____ BRONDOCUMENT

De leden van de SGP-fractie vragen een nadere toelichting op de verplichting voor bestuurders om zich te richten naar het belang van de aan de rechtspersoon verbonden organisatie. Deze leden wijzen erop dat de terminologie volgens sommige commentaren niet gelukkig is gekozen en verwarring kan oproepen.34 Kan de regering bevestigen dat de organisatie een andere betekenis en reikwijdte heeft dan bijvoorbeeld in de redelijkheid en billijkheid die betrokkenen bij de organisatie krachtens artikel 8 van boek 2 van het Burgerlijk Wetboek jegens elkaar hebben te betrachten?

Ik kan bevestigen dat de term «organisatie» niet per definitie dezelfde reikwijdte heeft in artikel 2:8 BW als in de voorgestelde artikelen 2:44 lid 3 en 2:291 lid 3 BW. Met de term «organisatie» wordt in deartikelen 2:44 lid 3 en 2:291 lid 3 BW tot uitdrukking gebracht dat, ook wanneer een vereniging of stichting geen onderneming drijft, toch sprake kan zijn van een in dit kader relevant samenstel van belangen. Het kan daarbij bijvoorbeeld gaan om de belangen van leden, van donateurs, van schuldeisers, van werknemers en van vrijwilligers (vgl. Kamerstukken II 2015–16, 34 491, nr. 3, p. 5 en 11).Dit brengt niet mee dat deze belanghebbenden – zonder wettelijke en statutaire basis – automatisch ook als bij de organisatie betrokkenen in de zin van artikel 2:8 BW kunnen worden aangemerkt (zo ook W.J.M. van Veen, «Het belang van de rechtspersoon en zijn «raison d’être»», WPNR 2017/7162, p. 640–654, p. 646). Ik meen dat dit ook voldoende duidelijk blijkt uit de formulering van het huidige artikel 2:8 lid 1 BW waar wordt gesproken over betrokkenen die «krachtens de wet en de statuten» bij de organisatie zijn betrokken. De term «organisatie» wordt voor de toepassing van artikel 2:8 lid 1 BW ingeperkt door deze eis dat de betrokkenen krachtens de wet en de statuten bij de organisatie van de rechtspersoon zijn betrokken (zie ook A.G. Cramer-Goos, «Artikel 2:8 BW, A. Inleiding», in: M.J van Ginneken e.a. (red.), Sdu Commentaar Ondernemingsrecht, Den Haag: Sdu Uitgevers 2019).

________

OPGAVE A - Typ het gedeelte van het brondocument over dat loopt tussen "De leden van" en "hebben te betrachten?", beide inbegrepen.

____ OEFENGEGEVENS

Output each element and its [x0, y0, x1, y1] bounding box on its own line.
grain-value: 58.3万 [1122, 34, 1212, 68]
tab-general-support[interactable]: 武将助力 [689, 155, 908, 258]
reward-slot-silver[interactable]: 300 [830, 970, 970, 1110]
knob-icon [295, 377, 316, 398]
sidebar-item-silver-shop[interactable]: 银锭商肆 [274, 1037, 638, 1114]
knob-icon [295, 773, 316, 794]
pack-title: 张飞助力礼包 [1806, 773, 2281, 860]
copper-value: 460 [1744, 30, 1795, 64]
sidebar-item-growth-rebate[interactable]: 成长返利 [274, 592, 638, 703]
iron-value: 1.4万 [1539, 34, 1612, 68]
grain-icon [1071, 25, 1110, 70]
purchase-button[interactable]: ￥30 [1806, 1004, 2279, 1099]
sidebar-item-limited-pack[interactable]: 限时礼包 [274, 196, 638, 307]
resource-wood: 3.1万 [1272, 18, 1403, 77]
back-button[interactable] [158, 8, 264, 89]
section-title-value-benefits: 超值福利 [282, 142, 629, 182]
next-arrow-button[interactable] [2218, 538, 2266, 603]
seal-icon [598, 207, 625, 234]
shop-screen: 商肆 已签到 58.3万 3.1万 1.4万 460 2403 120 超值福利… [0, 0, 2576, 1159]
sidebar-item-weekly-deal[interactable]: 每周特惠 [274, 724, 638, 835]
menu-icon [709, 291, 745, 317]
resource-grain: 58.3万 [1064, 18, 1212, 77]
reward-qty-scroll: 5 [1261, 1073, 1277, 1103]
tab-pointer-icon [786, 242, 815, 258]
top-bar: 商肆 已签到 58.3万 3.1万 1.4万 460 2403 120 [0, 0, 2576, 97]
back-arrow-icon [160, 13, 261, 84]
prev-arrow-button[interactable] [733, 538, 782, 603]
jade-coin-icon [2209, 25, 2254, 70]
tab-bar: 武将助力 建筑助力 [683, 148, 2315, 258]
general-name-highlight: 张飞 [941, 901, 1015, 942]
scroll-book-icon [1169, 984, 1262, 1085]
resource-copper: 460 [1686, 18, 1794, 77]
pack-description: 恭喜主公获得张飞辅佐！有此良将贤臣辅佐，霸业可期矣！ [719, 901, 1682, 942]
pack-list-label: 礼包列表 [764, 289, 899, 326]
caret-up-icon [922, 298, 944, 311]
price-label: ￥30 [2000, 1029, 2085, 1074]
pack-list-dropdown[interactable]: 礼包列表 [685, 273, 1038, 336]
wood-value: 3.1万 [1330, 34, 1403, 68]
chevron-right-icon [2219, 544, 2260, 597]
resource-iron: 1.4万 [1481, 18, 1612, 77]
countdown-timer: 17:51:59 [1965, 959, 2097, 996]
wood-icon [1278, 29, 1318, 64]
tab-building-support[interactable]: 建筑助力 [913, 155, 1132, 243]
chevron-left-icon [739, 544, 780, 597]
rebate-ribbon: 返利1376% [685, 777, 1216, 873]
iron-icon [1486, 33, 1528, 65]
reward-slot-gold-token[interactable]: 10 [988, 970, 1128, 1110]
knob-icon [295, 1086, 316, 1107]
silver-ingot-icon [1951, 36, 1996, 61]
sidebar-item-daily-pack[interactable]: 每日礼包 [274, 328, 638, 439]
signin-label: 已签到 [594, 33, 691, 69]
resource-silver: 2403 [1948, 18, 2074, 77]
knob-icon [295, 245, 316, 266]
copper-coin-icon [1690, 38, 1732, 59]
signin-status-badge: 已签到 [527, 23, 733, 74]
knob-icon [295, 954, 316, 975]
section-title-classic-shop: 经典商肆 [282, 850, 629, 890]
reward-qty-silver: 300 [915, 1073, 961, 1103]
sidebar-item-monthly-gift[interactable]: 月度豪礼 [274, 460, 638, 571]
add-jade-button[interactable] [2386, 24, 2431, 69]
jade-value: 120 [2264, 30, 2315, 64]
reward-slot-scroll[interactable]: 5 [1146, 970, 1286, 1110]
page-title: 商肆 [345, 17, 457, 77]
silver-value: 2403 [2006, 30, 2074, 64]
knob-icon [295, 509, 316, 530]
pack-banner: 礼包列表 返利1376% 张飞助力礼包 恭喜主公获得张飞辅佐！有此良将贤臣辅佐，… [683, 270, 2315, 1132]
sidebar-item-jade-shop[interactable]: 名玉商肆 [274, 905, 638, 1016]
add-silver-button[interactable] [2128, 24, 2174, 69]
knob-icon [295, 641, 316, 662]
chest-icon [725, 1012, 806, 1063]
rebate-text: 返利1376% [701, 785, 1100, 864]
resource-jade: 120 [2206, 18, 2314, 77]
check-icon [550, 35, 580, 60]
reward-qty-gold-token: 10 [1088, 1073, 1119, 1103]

________

OPGAVE B - Herhaal de rijen van de gegevens met gelabelde kaders letterlijk, vanaf het begin van die gegevens tot en met de regel waarin "scroll-book-icon [1169, 984, 1262, 1085]" staat.

EINDRESULTAAT A -
De leden van de SGP-fractie vragen een nadere toelichting op de verplichting voor bestuurders om zich te richten naar het belang van de aan de rechtspersoon verbonden organisatie. Deze leden wijzen erop dat de terminologie volgens sommige commentaren niet gelukkig is gekozen en verwarring kan oproepen.34 Kan de regering bevestigen dat de organisatie een andere betekenis en reikwijdte heeft dan bijvoorbeeld in de redelijkheid en billijkheid die betrokkenen bij de organisatie krachtens artikel 8 van boek 2 van het Burgerlijk Wetboek jegens elkaar hebben te betrachten?

EINDRESULTAAT B -
Output each element and its [x0, y0, x1, y1] bounding box on its own line.
grain-value: 58.3万 [1122, 34, 1212, 68]
tab-general-support[interactable]: 武将助力 [689, 155, 908, 258]
reward-slot-silver[interactable]: 300 [830, 970, 970, 1110]
knob-icon [295, 377, 316, 398]
sidebar-item-silver-shop[interactable]: 银锭商肆 [274, 1037, 638, 1114]
knob-icon [295, 773, 316, 794]
pack-title: 张飞助力礼包 [1806, 773, 2281, 860]
copper-value: 460 [1744, 30, 1795, 64]
sidebar-item-growth-rebate[interactable]: 成长返利 [274, 592, 638, 703]
iron-value: 1.4万 [1539, 34, 1612, 68]
grain-icon [1071, 25, 1110, 70]
purchase-button[interactable]: ￥30 [1806, 1004, 2279, 1099]
sidebar-item-limited-pack[interactable]: 限时礼包 [274, 196, 638, 307]
resource-wood: 3.1万 [1272, 18, 1403, 77]
back-button[interactable] [158, 8, 264, 89]
section-title-value-benefits: 超值福利 [282, 142, 629, 182]
next-arrow-button[interactable] [2218, 538, 2266, 603]
seal-icon [598, 207, 625, 234]
shop-screen: 商肆 已签到 58.3万 3.1万 1.4万 460 2403 120 超值福利… [0, 0, 2576, 1159]
sidebar-item-weekly-deal[interactable]: 每周特惠 [274, 724, 638, 835]
menu-icon [709, 291, 745, 317]
resource-grain: 58.3万 [1064, 18, 1212, 77]
reward-qty-scroll: 5 [1261, 1073, 1277, 1103]
tab-pointer-icon [786, 242, 815, 258]
top-bar: 商肆 已签到 58.3万 3.1万 1.4万 460 2403 120 [0, 0, 2576, 97]
back-arrow-icon [160, 13, 261, 84]
prev-arrow-button[interactable] [733, 538, 782, 603]
jade-coin-icon [2209, 25, 2254, 70]
tab-bar: 武将助力 建筑助力 [683, 148, 2315, 258]
general-name-highlight: 张飞 [941, 901, 1015, 942]
scroll-book-icon [1169, 984, 1262, 1085]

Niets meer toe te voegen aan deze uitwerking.